» **Assignment 1**: In the casting discussion, why does casting myParentClass to ChildMessage fail? Answer in one to three sentences.
» **Assignment 2**: List every reputation figure in the casting discussion, with the user it belongs to.
» **Assignment 3**: How many views does the question in the casting discussion have?

» **Page text**:
============================================================
Tomas
Tomas

Reputation: 18097

Cast parent class to child class

I have Message class which I have extended and added new property.

class ChildMessage: Message 
{
prop...
}

While trying to add Message Class to ChildMessage list I get Null reference for added class.

var myChildList =new List<ChildMessage> ();
var myParentClass = new Message();
myChildList.add(myParentClass as ChildMessage)

myChildList[0] == null //Always return null 

What is wrong with my code? What are the alternatives?

Upvotes: 5

Views: 13193

Answers (4)

reinierpost
reinierpost

Reputation: 8591

A cast on an object cannot be used to change its type: it is not a conversion. It only serves to tell the type of an object: you explain that you want to use the object as an object of that type; and the object must already be of that type, or you'll get an error (at least in a decent language such as C#).

Casting objects is meaningful because, thanks to inheritance, objects may be of multiple types at once.

In your code, every ChildMessage is a Message, but the Messages you create are not ChildMessages, so trying to use them as such fails.

By contrast, "casts" from, say, integers to reals, or vice versa, may actually be conversions. (Terminology in IT is a hopeless jungle.)

Upvotes: 2

Adam Houldsworth
Adam Houldsworth

Reputation: 64467

It is because a true instance of Message is not a ChildMessage, whereas an instance of ChildMessage is a Message.

Unless myParentClass is actually instantiated with ChildMessage you cannot use the cast operator to force a forward cast as the actual underlying type is Message.

That said, there are implicit and explicit cast operators available for use on types, so you could perhaps create one that takes a Message and outputs a ChildMessage.
============================================================
» **Information provided**:
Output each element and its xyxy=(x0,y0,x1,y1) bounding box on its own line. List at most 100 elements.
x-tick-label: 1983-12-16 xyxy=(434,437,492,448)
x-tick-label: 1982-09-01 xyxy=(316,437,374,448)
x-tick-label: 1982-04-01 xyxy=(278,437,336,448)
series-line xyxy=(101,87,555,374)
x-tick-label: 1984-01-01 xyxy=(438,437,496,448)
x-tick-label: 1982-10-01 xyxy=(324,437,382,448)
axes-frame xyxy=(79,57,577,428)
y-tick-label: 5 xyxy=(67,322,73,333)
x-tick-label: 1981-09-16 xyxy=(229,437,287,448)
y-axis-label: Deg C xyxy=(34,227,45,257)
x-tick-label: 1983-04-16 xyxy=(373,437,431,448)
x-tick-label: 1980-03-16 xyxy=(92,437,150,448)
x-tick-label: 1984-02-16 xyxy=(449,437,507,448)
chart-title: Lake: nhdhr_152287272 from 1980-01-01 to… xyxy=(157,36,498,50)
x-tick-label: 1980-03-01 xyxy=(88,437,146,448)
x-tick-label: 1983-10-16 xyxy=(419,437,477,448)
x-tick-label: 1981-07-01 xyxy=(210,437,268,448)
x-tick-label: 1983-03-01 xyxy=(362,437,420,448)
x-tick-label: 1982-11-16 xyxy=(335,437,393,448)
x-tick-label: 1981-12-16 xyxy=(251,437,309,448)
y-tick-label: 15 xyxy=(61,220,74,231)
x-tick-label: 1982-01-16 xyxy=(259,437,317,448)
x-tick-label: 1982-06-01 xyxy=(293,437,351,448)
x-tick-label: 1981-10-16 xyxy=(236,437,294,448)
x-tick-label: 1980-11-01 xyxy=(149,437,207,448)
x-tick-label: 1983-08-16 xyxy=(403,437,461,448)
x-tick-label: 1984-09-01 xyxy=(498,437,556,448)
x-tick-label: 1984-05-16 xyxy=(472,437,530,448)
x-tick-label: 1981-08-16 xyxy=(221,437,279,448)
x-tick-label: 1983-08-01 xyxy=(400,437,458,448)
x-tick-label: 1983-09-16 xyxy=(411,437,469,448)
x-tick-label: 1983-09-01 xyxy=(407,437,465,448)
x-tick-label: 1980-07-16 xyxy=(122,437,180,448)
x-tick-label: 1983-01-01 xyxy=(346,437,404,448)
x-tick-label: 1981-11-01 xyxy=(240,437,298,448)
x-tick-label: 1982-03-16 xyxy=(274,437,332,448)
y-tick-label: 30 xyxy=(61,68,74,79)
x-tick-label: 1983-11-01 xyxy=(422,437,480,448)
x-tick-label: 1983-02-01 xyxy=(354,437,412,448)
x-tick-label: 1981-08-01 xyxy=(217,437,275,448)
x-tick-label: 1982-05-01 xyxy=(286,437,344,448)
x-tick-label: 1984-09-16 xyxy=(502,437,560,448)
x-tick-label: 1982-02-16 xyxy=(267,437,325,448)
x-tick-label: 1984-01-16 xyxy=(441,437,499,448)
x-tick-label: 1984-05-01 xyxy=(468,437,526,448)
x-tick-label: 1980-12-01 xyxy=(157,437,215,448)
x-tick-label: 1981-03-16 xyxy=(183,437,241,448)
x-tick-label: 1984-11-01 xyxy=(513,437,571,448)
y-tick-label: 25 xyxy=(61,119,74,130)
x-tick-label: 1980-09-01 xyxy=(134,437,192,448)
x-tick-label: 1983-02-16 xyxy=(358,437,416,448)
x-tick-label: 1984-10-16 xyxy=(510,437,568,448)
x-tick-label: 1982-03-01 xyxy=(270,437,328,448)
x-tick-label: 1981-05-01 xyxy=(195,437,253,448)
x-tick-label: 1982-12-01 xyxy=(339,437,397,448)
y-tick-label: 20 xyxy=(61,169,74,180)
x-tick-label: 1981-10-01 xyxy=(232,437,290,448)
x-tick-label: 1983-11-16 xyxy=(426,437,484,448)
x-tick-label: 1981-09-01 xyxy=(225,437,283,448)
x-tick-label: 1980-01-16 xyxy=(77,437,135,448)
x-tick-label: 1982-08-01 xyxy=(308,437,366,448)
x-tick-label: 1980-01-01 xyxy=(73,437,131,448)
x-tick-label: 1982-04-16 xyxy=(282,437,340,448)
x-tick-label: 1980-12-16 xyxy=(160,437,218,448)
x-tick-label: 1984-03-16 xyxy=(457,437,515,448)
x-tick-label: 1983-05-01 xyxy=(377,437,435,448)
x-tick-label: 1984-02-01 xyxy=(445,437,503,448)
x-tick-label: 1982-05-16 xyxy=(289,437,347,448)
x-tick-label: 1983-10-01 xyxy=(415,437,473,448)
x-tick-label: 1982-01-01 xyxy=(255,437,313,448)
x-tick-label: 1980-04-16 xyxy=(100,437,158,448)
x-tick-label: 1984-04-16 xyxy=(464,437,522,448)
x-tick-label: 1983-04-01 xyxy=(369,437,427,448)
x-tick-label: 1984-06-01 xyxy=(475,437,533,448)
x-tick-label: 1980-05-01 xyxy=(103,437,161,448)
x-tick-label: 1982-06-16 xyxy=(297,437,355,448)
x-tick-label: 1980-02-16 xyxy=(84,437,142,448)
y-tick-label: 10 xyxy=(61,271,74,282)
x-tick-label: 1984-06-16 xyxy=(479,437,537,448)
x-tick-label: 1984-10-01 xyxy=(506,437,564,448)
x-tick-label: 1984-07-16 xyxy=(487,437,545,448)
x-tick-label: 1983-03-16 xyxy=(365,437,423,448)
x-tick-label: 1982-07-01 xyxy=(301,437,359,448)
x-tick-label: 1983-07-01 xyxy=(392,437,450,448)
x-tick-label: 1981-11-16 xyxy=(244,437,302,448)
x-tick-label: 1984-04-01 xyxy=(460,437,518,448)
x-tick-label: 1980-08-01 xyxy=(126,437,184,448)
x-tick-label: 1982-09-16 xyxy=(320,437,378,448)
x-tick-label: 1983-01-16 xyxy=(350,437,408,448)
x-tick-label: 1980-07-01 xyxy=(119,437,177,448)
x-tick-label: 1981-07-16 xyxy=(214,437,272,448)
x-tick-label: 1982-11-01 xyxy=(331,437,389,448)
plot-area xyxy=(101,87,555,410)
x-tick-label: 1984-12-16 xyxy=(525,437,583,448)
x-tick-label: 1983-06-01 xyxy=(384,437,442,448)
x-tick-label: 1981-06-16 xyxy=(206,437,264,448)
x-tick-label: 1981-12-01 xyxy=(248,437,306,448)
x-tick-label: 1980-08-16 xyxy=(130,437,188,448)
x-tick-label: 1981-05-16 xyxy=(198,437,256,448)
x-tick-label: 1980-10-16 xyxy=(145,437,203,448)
============================================================
» **Exercise result 1**: myParentClass is created as a true instance of Message, not ChildMessage. A cast cannot change an object's type; it only states the type, and the object must already be of that type. Every ChildMessage is a Message, but a Message created on its own is not a ChildMessage.

» **Exercise result 2**:
Tomas: 18097
reinierpost: 8591
Adam Houldsworth: 64467

» **Exercise result 3**: 13193